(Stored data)
►
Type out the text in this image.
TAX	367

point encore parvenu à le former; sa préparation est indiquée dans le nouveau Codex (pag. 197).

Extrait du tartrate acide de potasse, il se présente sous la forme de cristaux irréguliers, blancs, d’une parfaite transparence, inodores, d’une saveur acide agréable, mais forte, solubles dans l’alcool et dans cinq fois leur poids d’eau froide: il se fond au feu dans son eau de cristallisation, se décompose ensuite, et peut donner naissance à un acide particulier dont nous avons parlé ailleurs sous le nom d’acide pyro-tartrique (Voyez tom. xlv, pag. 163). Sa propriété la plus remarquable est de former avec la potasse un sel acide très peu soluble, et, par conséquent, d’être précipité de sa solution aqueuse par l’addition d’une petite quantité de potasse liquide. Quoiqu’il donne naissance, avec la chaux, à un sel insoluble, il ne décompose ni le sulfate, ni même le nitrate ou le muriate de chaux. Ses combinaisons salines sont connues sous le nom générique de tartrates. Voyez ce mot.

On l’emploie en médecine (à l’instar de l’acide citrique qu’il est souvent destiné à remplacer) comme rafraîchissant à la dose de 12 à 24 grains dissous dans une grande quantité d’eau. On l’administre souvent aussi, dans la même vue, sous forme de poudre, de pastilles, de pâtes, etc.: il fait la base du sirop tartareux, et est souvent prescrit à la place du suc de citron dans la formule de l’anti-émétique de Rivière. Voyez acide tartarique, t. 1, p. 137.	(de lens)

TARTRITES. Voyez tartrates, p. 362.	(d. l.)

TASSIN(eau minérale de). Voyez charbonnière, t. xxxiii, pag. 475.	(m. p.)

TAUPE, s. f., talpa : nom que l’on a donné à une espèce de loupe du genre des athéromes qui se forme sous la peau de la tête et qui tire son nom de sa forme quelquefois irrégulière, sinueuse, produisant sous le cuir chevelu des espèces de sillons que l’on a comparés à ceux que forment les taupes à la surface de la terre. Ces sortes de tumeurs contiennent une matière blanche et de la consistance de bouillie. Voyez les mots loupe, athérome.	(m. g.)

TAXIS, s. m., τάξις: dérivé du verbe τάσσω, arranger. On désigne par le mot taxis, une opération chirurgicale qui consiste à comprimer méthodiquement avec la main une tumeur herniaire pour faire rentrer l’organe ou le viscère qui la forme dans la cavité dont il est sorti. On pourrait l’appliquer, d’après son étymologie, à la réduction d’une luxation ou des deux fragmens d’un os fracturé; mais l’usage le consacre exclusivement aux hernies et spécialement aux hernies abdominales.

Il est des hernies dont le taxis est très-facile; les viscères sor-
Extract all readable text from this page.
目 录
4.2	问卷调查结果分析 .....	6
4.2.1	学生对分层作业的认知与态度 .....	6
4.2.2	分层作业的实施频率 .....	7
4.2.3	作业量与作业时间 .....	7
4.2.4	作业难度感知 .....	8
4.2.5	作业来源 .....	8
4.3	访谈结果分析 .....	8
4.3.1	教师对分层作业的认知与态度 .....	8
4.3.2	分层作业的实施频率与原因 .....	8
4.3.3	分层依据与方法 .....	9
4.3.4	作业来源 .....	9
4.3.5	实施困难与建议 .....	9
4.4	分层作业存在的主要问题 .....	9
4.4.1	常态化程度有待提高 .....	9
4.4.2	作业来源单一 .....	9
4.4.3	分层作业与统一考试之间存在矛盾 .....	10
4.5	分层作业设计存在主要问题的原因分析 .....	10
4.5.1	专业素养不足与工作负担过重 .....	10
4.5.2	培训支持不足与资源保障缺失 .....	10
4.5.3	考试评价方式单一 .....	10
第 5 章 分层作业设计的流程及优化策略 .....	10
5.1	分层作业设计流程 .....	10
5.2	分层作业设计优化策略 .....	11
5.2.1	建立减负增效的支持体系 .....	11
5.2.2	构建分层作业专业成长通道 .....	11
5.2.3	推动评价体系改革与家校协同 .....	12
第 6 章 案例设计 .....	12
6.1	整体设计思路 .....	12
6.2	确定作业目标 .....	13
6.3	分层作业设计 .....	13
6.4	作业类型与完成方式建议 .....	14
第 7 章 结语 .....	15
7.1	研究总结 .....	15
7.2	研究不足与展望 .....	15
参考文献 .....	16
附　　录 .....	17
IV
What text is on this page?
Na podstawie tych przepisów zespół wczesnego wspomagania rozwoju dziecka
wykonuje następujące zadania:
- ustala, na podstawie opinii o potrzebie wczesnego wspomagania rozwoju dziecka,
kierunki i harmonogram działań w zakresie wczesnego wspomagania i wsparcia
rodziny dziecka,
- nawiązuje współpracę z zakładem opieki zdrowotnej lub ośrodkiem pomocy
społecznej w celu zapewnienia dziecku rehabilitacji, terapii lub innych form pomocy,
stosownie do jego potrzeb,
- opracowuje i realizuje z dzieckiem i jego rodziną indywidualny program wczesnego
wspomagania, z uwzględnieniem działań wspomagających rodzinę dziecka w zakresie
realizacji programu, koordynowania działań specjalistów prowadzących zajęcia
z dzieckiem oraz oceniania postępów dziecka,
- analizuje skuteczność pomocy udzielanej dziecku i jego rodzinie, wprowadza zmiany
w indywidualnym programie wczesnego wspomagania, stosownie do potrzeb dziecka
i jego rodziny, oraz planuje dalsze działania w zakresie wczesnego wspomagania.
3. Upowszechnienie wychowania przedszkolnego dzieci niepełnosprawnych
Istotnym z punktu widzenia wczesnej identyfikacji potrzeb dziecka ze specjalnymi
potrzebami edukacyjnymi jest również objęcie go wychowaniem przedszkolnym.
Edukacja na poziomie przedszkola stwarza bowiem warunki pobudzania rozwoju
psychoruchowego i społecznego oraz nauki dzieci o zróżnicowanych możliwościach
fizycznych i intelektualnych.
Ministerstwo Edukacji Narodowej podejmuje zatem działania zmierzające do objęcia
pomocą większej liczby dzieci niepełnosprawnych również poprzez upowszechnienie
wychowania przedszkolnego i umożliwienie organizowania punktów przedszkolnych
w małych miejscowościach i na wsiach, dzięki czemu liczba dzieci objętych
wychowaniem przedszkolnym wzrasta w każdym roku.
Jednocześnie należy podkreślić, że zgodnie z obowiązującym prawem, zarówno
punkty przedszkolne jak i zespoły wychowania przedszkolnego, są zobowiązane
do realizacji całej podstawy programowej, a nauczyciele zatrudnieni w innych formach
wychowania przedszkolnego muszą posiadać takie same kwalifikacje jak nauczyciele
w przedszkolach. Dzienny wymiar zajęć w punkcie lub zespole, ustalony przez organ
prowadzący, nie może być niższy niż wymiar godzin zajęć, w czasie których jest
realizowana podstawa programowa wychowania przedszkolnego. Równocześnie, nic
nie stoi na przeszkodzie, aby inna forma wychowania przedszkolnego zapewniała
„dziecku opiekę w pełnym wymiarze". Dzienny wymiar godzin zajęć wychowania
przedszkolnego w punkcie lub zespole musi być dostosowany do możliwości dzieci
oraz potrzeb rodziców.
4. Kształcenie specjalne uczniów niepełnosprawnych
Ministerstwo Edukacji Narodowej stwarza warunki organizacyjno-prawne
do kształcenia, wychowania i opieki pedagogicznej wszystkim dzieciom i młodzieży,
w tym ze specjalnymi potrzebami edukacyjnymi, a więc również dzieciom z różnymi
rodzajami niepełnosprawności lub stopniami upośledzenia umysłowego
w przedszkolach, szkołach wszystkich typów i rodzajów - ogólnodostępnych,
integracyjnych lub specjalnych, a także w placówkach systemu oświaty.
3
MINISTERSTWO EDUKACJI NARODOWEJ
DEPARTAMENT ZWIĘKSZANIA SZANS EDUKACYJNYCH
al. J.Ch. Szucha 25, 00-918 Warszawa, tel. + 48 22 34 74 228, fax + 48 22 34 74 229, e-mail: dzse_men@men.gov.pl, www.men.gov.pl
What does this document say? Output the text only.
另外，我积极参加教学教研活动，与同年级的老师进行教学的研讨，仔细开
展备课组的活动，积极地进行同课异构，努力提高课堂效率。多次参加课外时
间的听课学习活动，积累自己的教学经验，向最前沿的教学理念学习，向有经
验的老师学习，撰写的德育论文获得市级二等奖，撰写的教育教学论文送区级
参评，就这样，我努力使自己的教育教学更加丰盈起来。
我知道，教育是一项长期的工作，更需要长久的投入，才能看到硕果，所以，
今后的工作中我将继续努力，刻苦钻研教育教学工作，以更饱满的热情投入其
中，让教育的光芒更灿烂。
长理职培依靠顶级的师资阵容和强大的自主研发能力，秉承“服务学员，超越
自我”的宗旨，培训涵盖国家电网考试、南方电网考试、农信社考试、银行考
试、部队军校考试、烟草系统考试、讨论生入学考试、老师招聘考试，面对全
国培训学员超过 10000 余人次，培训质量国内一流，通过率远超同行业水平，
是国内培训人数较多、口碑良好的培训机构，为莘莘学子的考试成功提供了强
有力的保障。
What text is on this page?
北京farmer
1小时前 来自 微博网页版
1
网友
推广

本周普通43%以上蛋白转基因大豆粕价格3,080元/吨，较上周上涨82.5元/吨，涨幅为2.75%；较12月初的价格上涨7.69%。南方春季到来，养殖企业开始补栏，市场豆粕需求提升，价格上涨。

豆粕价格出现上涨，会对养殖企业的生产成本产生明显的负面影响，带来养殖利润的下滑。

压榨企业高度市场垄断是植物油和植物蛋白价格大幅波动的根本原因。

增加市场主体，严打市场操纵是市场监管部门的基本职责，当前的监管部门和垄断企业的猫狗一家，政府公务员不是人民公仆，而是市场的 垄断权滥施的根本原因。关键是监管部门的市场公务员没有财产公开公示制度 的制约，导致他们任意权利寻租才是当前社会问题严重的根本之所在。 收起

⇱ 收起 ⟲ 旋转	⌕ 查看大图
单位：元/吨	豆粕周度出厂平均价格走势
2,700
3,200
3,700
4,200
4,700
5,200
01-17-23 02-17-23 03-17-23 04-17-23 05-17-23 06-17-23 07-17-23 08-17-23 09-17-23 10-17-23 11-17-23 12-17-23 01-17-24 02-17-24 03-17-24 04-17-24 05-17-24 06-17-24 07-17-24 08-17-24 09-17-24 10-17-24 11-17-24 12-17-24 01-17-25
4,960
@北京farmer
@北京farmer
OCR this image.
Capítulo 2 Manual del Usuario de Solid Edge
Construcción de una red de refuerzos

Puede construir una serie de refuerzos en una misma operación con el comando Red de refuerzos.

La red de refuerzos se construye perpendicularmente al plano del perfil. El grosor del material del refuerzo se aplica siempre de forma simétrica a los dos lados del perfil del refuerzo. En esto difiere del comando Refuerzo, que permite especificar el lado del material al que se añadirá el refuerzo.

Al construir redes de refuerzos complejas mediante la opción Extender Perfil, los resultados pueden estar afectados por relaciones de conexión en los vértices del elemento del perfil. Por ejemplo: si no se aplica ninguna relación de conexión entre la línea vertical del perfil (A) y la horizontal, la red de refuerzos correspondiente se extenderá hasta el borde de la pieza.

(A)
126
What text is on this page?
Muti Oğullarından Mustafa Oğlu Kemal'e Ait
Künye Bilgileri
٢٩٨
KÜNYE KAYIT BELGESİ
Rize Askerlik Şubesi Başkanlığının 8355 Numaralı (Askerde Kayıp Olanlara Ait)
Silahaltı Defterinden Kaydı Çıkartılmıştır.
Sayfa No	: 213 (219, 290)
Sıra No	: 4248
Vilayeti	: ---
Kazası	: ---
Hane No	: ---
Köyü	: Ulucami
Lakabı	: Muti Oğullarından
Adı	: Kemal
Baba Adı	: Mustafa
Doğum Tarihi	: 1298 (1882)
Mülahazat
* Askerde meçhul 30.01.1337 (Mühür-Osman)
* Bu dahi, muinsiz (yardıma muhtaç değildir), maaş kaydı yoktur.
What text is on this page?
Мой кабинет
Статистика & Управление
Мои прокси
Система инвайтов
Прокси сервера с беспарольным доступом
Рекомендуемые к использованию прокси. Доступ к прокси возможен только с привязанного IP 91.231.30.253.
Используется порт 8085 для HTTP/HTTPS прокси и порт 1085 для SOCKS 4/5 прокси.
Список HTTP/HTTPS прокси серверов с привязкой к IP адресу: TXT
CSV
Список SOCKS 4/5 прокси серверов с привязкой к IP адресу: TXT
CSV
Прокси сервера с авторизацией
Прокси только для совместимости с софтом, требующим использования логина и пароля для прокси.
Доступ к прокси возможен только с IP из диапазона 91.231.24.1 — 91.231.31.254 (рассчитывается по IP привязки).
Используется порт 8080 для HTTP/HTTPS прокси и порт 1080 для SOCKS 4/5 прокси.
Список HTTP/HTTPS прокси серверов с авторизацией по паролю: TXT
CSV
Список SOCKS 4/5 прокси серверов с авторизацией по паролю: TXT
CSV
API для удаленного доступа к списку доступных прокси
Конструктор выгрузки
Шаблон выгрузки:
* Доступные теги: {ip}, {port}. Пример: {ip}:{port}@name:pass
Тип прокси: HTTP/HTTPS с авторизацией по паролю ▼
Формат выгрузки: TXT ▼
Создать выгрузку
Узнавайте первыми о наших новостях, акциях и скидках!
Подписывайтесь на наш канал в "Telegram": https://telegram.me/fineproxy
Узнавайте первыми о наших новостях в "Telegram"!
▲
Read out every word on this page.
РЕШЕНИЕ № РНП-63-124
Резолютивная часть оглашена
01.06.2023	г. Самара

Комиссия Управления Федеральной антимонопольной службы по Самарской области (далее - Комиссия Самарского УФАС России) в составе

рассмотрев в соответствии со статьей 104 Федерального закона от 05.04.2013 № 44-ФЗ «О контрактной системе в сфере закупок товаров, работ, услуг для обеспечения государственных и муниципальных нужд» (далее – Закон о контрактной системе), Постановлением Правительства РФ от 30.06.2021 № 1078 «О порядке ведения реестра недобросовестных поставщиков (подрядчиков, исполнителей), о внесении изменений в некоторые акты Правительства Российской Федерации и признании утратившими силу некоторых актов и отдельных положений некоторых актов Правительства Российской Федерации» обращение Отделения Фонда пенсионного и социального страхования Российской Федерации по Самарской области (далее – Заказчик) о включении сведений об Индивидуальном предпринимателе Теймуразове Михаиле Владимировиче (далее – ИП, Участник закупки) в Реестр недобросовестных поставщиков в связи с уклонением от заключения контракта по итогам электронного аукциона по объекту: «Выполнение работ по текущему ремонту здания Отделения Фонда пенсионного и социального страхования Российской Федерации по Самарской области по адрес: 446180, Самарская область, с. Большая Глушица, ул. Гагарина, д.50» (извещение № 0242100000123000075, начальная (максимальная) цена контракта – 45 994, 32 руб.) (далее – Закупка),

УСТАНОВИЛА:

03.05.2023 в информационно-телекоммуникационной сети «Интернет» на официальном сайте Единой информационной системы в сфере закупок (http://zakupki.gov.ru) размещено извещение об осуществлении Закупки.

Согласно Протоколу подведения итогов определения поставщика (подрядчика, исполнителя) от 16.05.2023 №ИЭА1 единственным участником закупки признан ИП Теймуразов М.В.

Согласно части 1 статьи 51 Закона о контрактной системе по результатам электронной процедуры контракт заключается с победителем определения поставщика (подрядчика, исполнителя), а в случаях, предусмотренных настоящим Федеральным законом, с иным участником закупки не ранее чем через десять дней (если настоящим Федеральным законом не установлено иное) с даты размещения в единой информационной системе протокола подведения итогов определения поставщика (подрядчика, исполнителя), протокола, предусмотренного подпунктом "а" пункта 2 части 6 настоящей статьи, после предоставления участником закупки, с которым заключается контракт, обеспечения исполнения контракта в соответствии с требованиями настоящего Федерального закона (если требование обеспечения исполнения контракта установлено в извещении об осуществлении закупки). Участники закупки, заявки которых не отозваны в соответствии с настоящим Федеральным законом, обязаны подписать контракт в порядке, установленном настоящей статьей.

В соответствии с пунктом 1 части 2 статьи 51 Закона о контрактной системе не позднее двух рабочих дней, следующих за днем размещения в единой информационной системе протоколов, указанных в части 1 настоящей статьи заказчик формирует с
◄
Stated task ->
Return each full line of the entries that contains the word "pomocy".

Task answer ->
- nawiązuje współpracę z zakładem opieki zdrowotnej lub ośrodkiem pomocy
społecznej w celu zapewnienia dziecku rehabilitacji, terapii lub innych form pomocy,
- analizuje skuteczność pomocy udzielanej dziecku i jego rodzinie, wprowadza zmiany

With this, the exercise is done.